▶ **REQUIREMENTS**: Would you return all of this data exactly, leaving nothing out?
BEGIN ENTRIES SUPPLIED
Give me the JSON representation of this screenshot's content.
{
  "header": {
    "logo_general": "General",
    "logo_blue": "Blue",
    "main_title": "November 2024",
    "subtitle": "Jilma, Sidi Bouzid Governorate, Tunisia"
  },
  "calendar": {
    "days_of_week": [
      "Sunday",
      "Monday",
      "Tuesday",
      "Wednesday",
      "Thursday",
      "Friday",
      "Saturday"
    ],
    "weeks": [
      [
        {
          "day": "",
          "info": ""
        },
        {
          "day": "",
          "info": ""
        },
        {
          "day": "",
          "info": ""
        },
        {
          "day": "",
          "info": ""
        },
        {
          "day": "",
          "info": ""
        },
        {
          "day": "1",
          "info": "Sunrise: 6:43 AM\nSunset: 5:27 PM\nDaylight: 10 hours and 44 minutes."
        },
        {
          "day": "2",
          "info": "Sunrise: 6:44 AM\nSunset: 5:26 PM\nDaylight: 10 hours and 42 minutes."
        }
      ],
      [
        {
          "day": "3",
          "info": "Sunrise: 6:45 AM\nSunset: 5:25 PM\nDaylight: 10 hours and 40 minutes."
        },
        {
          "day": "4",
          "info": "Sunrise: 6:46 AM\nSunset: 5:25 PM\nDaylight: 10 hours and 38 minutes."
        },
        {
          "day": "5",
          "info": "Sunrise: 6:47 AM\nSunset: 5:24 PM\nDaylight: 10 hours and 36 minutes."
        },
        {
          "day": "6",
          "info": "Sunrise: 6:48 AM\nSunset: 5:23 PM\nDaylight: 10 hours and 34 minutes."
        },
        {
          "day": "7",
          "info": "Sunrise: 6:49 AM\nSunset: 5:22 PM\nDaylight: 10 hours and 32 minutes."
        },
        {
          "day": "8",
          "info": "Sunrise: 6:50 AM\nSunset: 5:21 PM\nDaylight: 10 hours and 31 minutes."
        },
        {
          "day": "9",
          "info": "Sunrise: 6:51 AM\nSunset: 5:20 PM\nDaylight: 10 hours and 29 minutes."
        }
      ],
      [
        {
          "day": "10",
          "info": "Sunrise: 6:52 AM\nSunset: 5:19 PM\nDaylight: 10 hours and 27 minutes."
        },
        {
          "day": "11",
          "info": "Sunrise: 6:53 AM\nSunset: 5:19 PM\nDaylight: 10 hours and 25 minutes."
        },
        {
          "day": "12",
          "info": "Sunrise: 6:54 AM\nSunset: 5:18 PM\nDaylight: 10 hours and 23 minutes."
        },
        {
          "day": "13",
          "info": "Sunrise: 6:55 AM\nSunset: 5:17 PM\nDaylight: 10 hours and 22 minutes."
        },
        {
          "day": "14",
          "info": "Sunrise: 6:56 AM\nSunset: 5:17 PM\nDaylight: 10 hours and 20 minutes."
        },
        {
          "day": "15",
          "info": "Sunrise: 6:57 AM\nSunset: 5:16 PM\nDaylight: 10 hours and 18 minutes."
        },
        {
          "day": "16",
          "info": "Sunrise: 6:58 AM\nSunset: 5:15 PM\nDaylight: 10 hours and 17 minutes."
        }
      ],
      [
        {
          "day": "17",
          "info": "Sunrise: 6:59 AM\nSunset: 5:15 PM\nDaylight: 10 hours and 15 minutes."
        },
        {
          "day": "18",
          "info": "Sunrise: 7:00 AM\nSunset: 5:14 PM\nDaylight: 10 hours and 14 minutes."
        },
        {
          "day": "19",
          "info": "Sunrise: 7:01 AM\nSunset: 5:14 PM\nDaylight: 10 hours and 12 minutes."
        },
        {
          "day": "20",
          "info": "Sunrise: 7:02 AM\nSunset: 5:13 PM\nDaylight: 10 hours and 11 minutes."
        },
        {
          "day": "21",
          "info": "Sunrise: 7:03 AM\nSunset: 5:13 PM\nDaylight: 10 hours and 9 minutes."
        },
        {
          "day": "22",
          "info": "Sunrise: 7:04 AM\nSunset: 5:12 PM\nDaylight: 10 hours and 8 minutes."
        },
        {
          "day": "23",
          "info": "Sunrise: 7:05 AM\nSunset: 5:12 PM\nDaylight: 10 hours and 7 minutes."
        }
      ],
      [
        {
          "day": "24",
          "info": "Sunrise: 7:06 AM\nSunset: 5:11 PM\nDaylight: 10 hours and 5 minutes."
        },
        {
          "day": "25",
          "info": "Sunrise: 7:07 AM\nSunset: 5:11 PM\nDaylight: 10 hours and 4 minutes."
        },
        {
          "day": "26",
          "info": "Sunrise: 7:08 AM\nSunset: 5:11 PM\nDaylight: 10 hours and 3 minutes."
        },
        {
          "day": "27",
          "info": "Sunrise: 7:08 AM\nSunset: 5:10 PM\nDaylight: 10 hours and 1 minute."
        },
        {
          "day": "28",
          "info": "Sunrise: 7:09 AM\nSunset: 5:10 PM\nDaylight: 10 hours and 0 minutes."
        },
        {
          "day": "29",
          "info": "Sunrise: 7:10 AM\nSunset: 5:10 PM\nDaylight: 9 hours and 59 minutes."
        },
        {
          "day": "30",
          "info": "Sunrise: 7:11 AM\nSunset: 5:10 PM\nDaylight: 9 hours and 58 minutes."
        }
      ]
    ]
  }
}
END ENTRIES SUPPLIED
▶ **THE RESPONSE**:
Give me the JSON representation of this screenshot's content.
{
  "header": {
    "logo_general": "General",
    "logo_blue": "Blue",
    "main_title": "November 2024",
    "subtitle": "Jilma, Sidi Bouzid Governorate, Tunisia"
  },
  "calendar": {
    "days_of_week": [
      "Sunday",
      "Monday",
      "Tuesday",
      "Wednesday",
      "Thursday",
      "Friday",
      "Saturday"
    ],
    "weeks": [
      [
        {
          "day": "",
          "info": ""
        },
        {
          "day": "",
          "info": ""
        },
        {
          "day": "",
          "info": ""
        },
        {
          "day": "",
          "info": ""
        },
        {
          "day": "",
          "info": ""
        },
        {
          "day": "1",
          "info": "Sunrise: 6:43 AM\nSunset: 5:27 PM\nDaylight: 10 hours and 44 minutes."
        },
        {
          "day": "2",
          "info": "Sunrise: 6:44 AM\nSunset: 5:26 PM\nDaylight: 10 hours and 42 minutes."
        }
      ],
      [
        {
          "day": "3",
          "info": "Sunrise: 6:45 AM\nSunset: 5:25 PM\nDaylight: 10 hours and 40 minutes."
        },
        {
          "day": "4",
          "info": "Sunrise: 6:46 AM\nSunset: 5:25 PM\nDaylight: 10 hours and 38 minutes."
        },
        {
          "day": "5",
          "info": "Sunrise: 6:47 AM\nSunset: 5:24 PM\nDaylight: 10 hours and 36 minutes."
        },
        {
          "day": "6",
          "info": "Sunrise: 6:48 AM\nSunset: 5:23 PM\nDaylight: 10 hours and 34 minutes."
        },
        {
          "day": "7",
          "info": "Sunrise: 6:49 AM\nSunset: 5:22 PM\nDaylight: 10 hours and 32 minutes."
        },
        {
          "day": "8",
          "info": "Sunrise: 6:50 AM\nSunset: 5:21 PM\nDaylight: 10 hours and 31 minutes."
        },
        {
          "day": "9",
          "info": "Sunrise: 6:51 AM\nSunset: 5:20 PM\nDaylight: 10 hours and 29 minutes."
        }
      ],
      [
        {
          "day": "10",
          "info": "Sunrise: 6:52 AM\nSunset: 5:19 PM\nDaylight: 10 hours and 27 minutes."
        },
        {
          "day": "11",
          "info": "Sunrise: 6:53 AM\nSunset: 5:19 PM\nDaylight: 10 hours and 25 minutes."
        },
        {
          "day": "12",
          "info": "Sunrise: 6:54 AM\nSunset: 5:18 PM\nDaylight: 10 hours and 23 minutes."
        },
        {
          "day": "13",
          "info": "Sunrise: 6:55 AM\nSunset: 5:17 PM\nDaylight: 10 hours and 22 minutes."
        },
        {
          "day": "14",
          "info": "Sunrise: 6:56 AM\nSunset: 5:17 PM\nDaylight: 10 hours and 20 minutes."
        },
        {
          "day": "15",
          "info": "Sunrise: 6:57 AM\nSunset: 5:16 PM\nDaylight: 10 hours and 18 minutes."
        },
        {
          "day": "16",
          "info": "Sunrise: 6:58 AM\nSunset: 5:15 PM\nDaylight: 10 hours and 17 minutes."
        }
      ],
      [
        {
          "day": "17",
          "info": "Sunrise: 6:59 AM\nSunset: 5:15 PM\nDaylight: 10 hours and 15 minutes."
        },
        {
          "day": "18",
          "info": "Sunrise: 7:00 AM\nSunset: 5:14 PM\nDaylight: 10 hours and 14 minutes."
        },
        {
          "day": "19",
          "info": "Sunrise: 7:01 AM\nSunset: 5:14 PM\nDaylight: 10 hours and 12 minutes."
        },
        {
          "day": "20",
          "info": "Sunrise: 7:02 AM\nSunset: 5:13 PM\nDaylight: 10 hours and 11 minutes."
        },
        {
          "day": "21",
          "info": "Sunrise: 7:03 AM\nSunset: 5:13 PM\nDaylight: 10 hours and 9 minutes."
        },
        {
          "day": "22",
          "info": "Sunrise: 7:04 AM\nSunset: 5:12 PM\nDaylight: 10 hours and 8 minutes."
        },
        {
          "day": "23",
          "info": "Sunrise: 7:05 AM\nSunset: 5:12 PM\nDaylight: 10 hours and 7 minutes."
        }
      ],
      [
        {
          "day": "24",
          "info": "Sunrise: 7:06 AM\nSunset: 5:11 PM\nDaylight: 10 hours and 5 minutes."
        },
        {
          "day": "25",
          "info": "Sunrise: 7:07 AM\nSunset: 5:11 PM\nDaylight: 10 hours and 4 minutes."
        },
        {
          "day": "26",
          "info": "Sunrise: 7:08 AM\nSunset: 5:11 PM\nDaylight: 10 hours and 3 minutes."
        },
        {
          "day": "27",
          "info": "Sunrise: 7:08 AM\nSunset: 5:10 PM\nDaylight: 10 hours and 1 minute."
        },
        {
          "day": "28",
          "info": "Sunrise: 7:09 AM\nSunset: 5:10 PM\nDaylight: 10 hours and 0 minutes."
        },
        {
          "day": "29",
          "info": "Sunrise: 7:10 AM\nSunset: 5:10 PM\nDaylight: 9 hours and 59 minutes."
        },
        {
          "day": "30",
          "info": "Sunrise: 7:11 AM\nSunset: 5:10 PM\nDaylight: 9 hours and 58 minutes."
        }
      ]
    ]
  }
}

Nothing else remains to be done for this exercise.